**EXERCISE DIRECTIONS:** Find the string "capacidad" in the records. Copy every line it appears in.

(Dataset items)
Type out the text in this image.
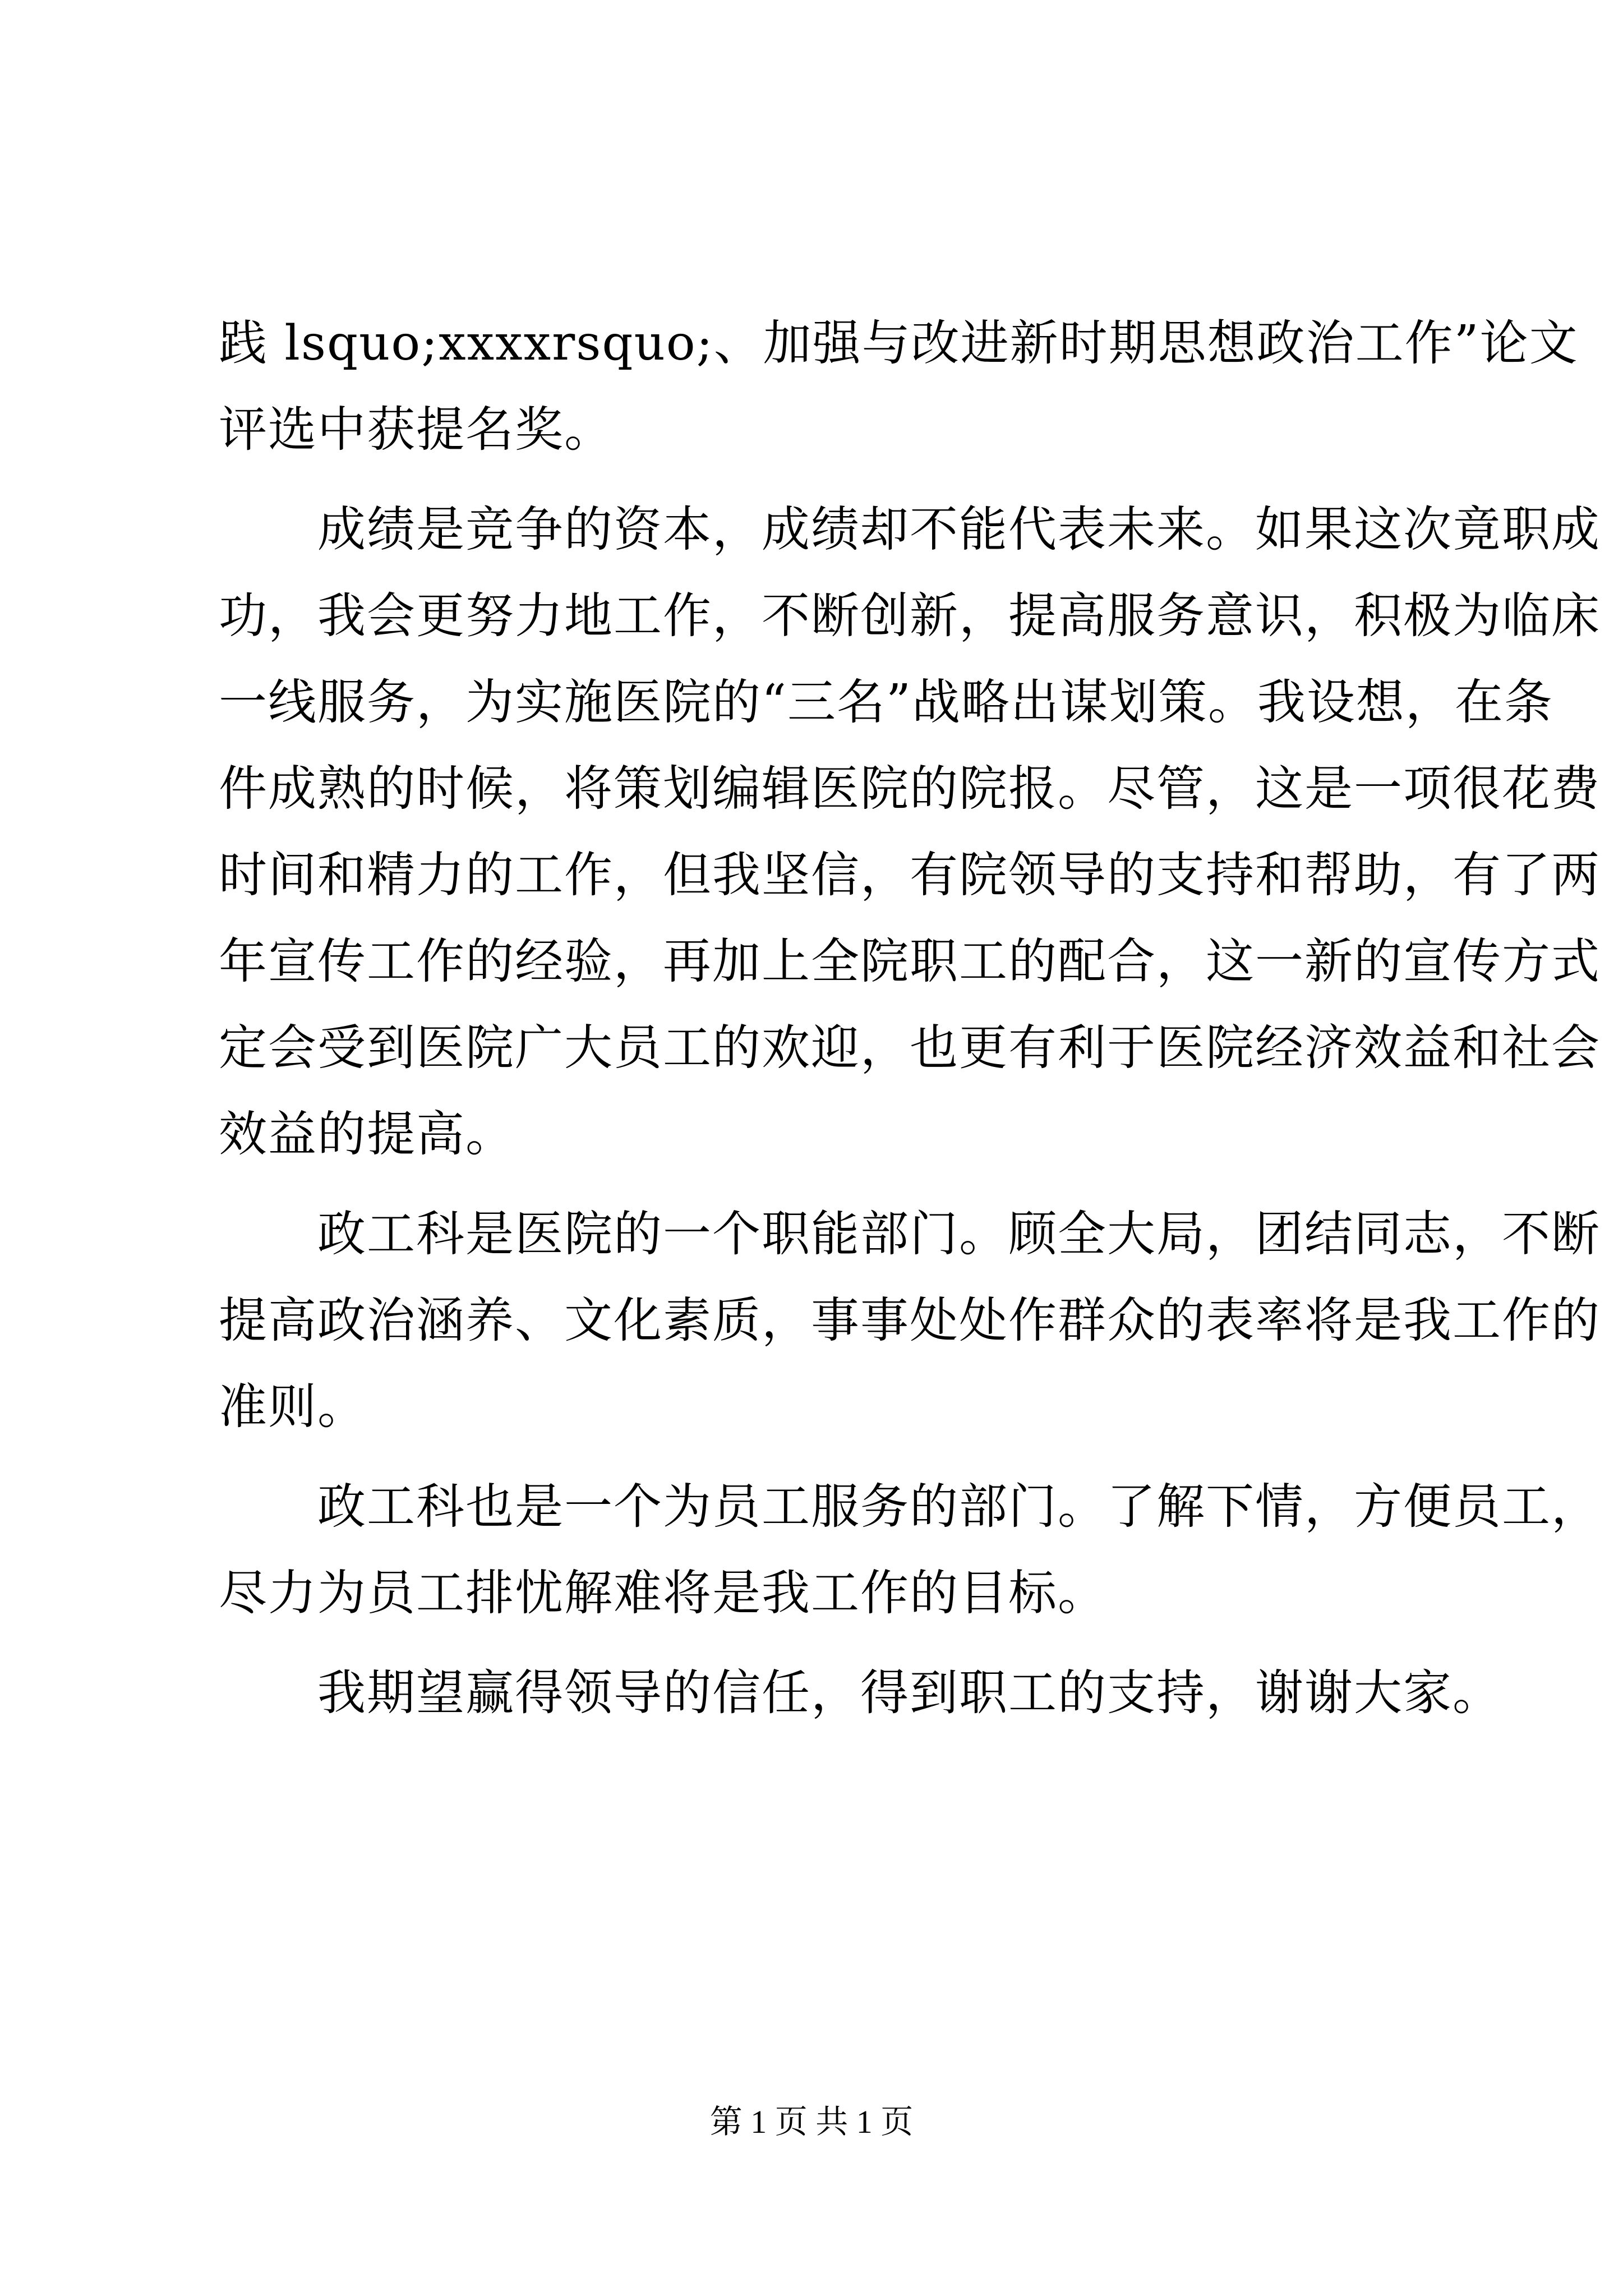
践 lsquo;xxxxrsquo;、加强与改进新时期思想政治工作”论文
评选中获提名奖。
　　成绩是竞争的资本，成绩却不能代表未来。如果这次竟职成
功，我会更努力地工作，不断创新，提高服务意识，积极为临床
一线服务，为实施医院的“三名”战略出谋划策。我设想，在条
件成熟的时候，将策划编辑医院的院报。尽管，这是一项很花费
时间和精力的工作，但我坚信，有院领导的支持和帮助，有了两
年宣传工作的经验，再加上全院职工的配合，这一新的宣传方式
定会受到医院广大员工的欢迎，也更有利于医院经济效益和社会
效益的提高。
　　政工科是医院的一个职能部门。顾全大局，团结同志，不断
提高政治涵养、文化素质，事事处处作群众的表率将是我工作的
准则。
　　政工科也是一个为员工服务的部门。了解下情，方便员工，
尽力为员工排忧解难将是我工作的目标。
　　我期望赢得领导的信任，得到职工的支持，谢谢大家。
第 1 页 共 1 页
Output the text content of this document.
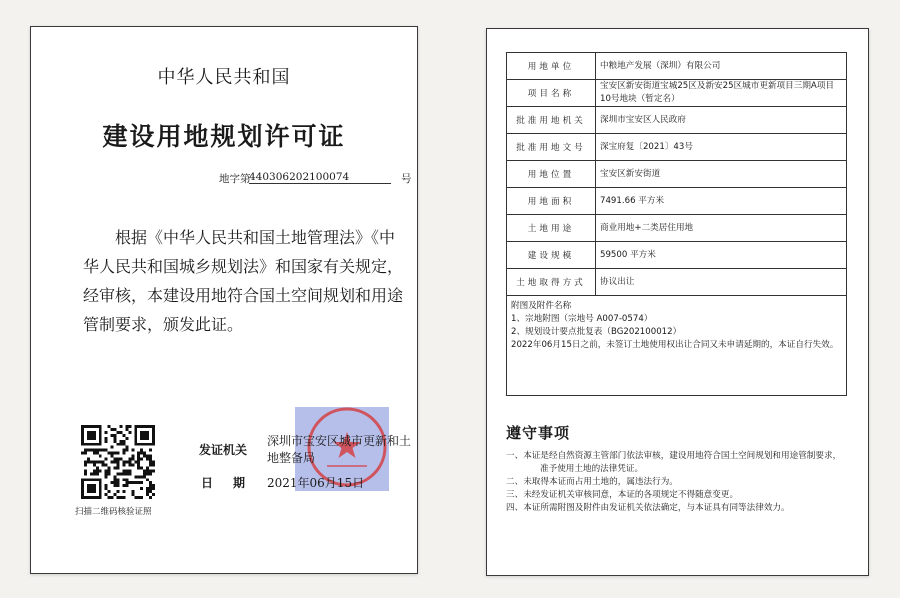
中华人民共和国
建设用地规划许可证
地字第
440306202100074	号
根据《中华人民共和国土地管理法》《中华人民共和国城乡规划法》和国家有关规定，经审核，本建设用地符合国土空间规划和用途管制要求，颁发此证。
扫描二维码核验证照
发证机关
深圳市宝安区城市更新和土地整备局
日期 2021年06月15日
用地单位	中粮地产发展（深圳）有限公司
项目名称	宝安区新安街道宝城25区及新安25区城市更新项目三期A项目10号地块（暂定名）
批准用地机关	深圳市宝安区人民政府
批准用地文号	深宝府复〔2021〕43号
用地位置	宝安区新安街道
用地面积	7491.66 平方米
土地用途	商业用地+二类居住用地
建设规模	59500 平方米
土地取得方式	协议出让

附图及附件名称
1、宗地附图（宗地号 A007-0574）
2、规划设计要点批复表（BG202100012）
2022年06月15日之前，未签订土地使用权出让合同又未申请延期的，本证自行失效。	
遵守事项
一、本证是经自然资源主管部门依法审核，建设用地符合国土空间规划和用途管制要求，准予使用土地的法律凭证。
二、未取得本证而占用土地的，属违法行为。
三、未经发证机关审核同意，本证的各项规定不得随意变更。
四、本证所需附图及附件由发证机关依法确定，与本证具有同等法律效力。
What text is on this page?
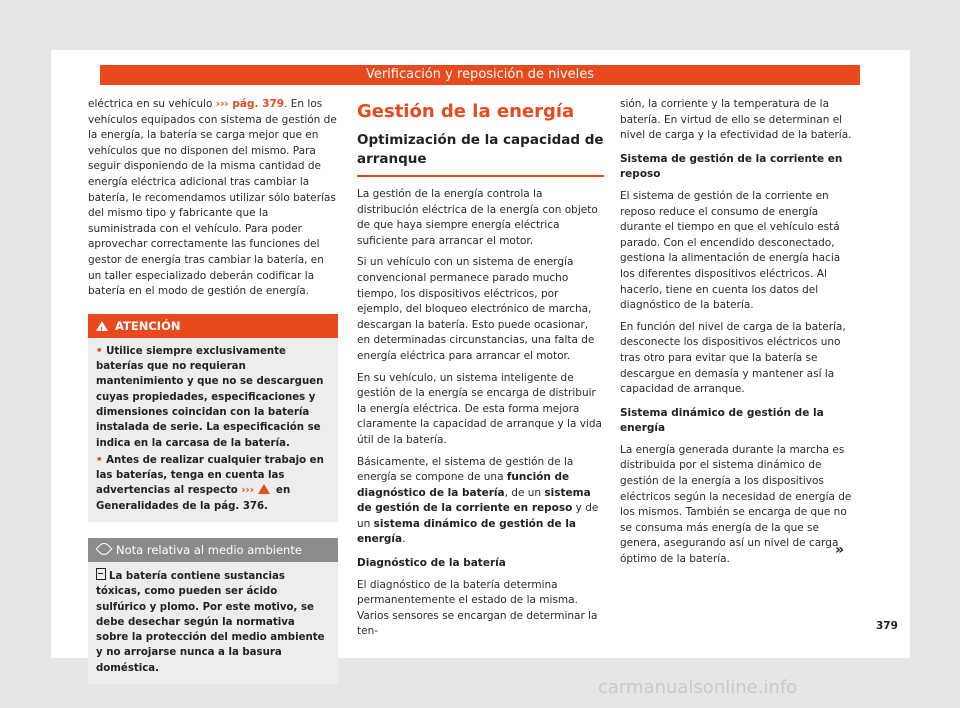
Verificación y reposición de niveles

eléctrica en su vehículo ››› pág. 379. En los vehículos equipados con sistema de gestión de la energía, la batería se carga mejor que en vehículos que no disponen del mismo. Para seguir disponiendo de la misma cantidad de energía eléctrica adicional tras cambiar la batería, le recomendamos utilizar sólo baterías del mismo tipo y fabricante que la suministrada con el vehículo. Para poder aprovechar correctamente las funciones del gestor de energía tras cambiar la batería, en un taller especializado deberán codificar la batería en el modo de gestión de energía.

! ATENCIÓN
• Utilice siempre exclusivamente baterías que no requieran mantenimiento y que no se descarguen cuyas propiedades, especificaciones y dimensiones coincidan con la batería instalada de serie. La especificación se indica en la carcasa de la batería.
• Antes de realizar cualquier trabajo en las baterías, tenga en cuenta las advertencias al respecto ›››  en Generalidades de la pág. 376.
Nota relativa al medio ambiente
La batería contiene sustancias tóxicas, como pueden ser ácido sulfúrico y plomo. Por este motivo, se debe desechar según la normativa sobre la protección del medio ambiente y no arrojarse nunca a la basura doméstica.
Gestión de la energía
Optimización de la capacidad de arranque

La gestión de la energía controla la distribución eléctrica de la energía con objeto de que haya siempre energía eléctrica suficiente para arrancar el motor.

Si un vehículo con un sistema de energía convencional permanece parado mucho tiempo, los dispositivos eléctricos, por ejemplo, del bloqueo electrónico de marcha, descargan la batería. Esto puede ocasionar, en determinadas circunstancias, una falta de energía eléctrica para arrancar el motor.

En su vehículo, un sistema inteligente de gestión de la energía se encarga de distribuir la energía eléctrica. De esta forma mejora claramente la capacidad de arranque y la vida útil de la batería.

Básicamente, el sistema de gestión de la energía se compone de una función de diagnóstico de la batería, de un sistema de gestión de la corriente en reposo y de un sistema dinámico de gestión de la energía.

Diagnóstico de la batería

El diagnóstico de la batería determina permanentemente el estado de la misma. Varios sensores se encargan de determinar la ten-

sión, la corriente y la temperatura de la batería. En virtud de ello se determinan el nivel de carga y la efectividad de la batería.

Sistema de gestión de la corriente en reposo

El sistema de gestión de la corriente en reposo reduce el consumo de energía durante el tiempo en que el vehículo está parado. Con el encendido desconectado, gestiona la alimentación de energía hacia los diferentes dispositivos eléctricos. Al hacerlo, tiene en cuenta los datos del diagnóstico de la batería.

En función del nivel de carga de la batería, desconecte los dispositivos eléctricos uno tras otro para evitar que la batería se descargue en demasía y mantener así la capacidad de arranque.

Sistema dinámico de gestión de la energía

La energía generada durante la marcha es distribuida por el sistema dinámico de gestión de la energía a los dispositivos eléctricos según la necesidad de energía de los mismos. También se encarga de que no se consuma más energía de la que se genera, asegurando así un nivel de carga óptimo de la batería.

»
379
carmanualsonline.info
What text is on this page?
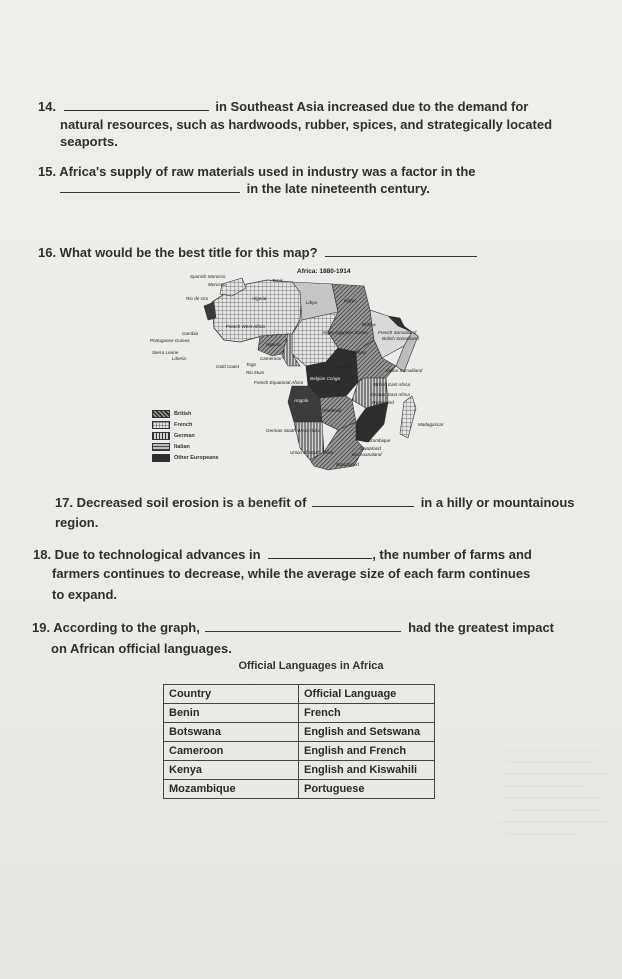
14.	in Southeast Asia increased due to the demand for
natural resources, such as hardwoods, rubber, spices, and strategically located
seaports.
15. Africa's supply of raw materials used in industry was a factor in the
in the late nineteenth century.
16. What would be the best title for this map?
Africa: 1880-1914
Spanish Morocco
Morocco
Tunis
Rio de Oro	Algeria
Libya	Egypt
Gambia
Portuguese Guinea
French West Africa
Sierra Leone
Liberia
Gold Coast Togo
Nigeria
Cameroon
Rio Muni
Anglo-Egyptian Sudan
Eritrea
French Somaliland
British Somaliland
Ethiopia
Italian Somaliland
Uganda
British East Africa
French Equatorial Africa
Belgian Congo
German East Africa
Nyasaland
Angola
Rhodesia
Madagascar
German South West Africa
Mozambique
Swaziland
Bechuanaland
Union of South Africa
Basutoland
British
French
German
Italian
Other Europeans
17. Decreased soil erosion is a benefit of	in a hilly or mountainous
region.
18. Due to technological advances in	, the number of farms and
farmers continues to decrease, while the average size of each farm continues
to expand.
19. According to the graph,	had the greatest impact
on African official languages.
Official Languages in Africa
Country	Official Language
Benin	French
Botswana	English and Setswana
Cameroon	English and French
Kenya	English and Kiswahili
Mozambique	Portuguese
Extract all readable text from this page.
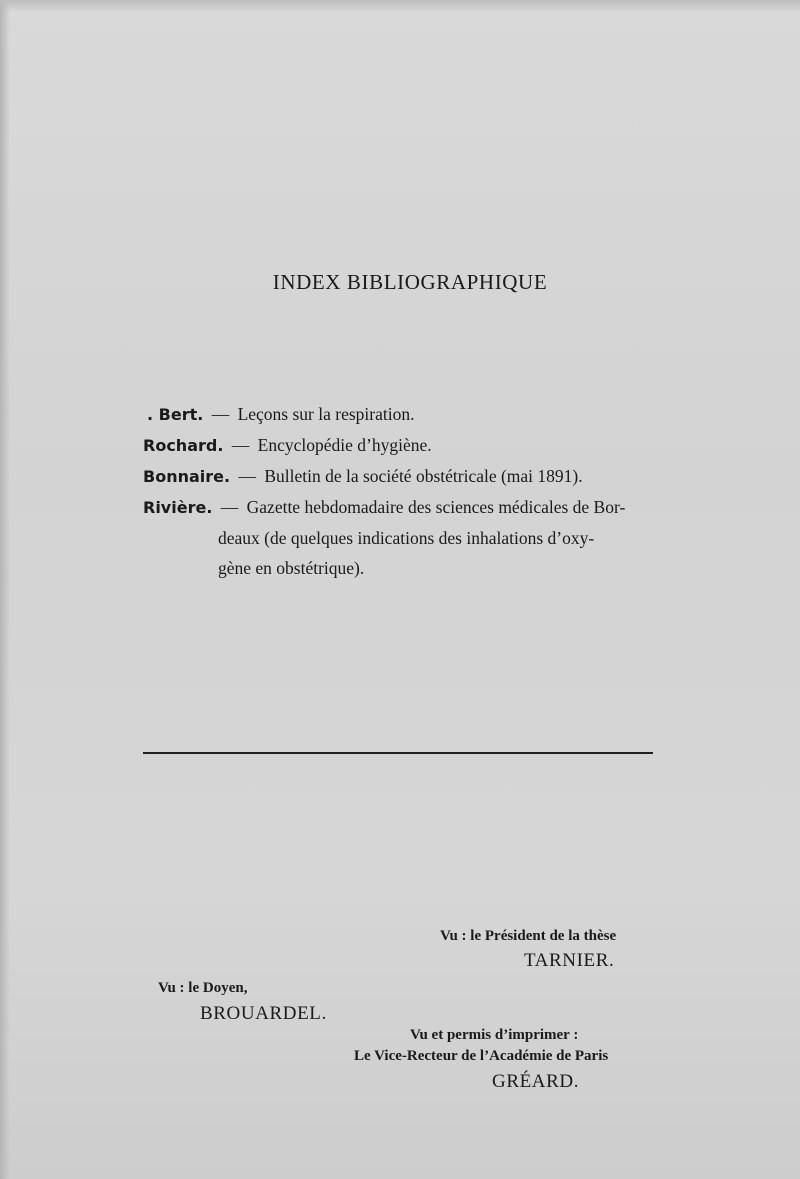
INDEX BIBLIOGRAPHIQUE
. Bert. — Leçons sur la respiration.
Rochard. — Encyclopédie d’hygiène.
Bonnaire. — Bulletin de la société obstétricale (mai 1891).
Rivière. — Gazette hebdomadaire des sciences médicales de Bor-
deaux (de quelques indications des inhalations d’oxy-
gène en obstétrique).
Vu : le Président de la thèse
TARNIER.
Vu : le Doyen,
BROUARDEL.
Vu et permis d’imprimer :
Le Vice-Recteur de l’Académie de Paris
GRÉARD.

**FINAL RESULT:**
Optimización de la capacidad de arranque
En su vehículo, un sistema inteligente de gestión de la energía se encarga de distribuir la energía eléctrica. De esta forma mejora claramente la capacidad de arranque y la vida útil de la batería.
En función del nivel de carga de la batería, desconecte los dispositivos eléctricos uno tras otro para evitar que la batería se descargue en demasía y mantener así la capacidad de arranque.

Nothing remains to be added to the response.